== INPUT ==
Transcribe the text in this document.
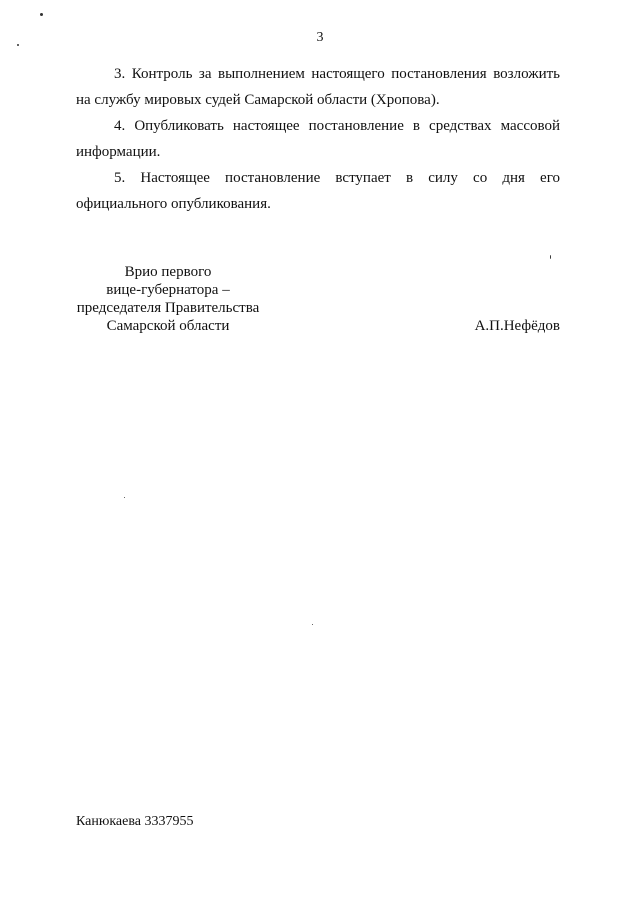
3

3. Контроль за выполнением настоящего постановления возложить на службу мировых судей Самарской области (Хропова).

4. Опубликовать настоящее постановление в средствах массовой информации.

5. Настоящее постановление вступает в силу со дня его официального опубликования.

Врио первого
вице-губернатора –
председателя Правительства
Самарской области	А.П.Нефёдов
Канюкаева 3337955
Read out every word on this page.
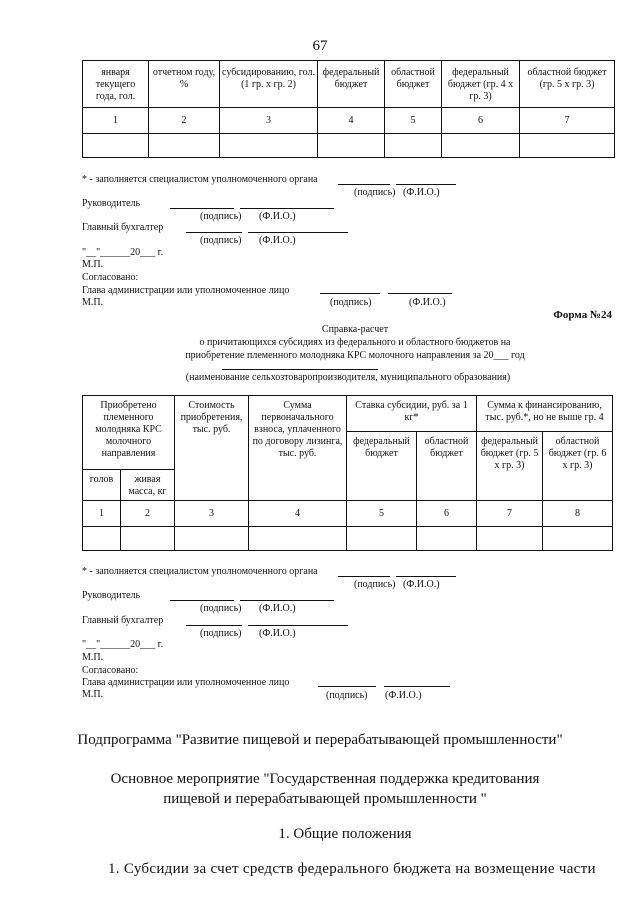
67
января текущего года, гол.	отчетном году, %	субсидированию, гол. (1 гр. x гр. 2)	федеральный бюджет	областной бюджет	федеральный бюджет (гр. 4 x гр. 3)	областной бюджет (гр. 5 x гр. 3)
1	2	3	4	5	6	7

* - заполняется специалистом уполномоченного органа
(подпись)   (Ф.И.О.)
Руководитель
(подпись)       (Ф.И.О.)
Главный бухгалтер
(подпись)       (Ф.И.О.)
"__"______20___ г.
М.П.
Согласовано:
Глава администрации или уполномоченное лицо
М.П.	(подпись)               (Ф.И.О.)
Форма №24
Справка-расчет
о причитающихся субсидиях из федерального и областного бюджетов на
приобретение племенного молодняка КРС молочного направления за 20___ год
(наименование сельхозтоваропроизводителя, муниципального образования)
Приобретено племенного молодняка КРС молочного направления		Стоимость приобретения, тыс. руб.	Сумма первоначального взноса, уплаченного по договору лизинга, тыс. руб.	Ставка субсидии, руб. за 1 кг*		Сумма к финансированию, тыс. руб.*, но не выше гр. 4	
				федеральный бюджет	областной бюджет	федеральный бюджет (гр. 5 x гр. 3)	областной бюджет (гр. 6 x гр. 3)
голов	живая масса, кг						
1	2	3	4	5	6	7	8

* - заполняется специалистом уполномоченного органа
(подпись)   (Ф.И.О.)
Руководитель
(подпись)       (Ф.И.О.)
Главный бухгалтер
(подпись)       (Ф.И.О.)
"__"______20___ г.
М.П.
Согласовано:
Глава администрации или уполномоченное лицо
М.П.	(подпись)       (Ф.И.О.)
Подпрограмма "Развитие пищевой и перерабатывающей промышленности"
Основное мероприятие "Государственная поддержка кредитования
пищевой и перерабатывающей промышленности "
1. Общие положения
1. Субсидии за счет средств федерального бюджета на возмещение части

== GIVEN REQUEST ==
Give back each entry exactly as it appears, with no pictures.

== FINAL RESULT ==
Transcribe the text in this document.
3

3. Контроль за выполнением настоящего постановления возложить на службу мировых судей Самарской области (Хропова).

4. Опубликовать настоящее постановление в средствах массовой информации.

5. Настоящее постановление вступает в силу со дня его официального опубликования.

Врио первого
вице-губернатора –
председателя Правительства
Самарской области	А.П.Нефёдов
Канюкаева 3337955
Read out every word on this page.
67
января текущего года, гол.	отчетном году, %	субсидированию, гол. (1 гр. x гр. 2)	федеральный бюджет	областной бюджет	федеральный бюджет (гр. 4 x гр. 3)	областной бюджет (гр. 5 x гр. 3)
1	2	3	4	5	6	7

* - заполняется специалистом уполномоченного органа
(подпись)   (Ф.И.О.)
Руководитель
(подпись)       (Ф.И.О.)
Главный бухгалтер
(подпись)       (Ф.И.О.)
"__"______20___ г.
М.П.
Согласовано:
Глава администрации или уполномоченное лицо
М.П.	(подпись)               (Ф.И.О.)
Форма №24
Справка-расчет
о причитающихся субсидиях из федерального и областного бюджетов на
приобретение племенного молодняка КРС молочного направления за 20___ год
(наименование сельхозтоваропроизводителя, муниципального образования)
Приобретено племенного молодняка КРС молочного направления		Стоимость приобретения, тыс. руб.	Сумма первоначального взноса, уплаченного по договору лизинга, тыс. руб.	Ставка субсидии, руб. за 1 кг*		Сумма к финансированию, тыс. руб.*, но не выше гр. 4	
				федеральный бюджет	областной бюджет	федеральный бюджет (гр. 5 x гр. 3)	областной бюджет (гр. 6 x гр. 3)
голов	живая масса, кг						
1	2	3	4	5	6	7	8

* - заполняется специалистом уполномоченного органа
(подпись)   (Ф.И.О.)
Руководитель
(подпись)       (Ф.И.О.)
Главный бухгалтер
(подпись)       (Ф.И.О.)
"__"______20___ г.
М.П.
Согласовано:
Глава администрации или уполномоченное лицо
М.П.	(подпись)       (Ф.И.О.)
Подпрограмма "Развитие пищевой и перерабатывающей промышленности"
Основное мероприятие "Государственная поддержка кредитования
пищевой и перерабатывающей промышленности "
1. Общие положения
1. Субсидии за счет средств федерального бюджета на возмещение части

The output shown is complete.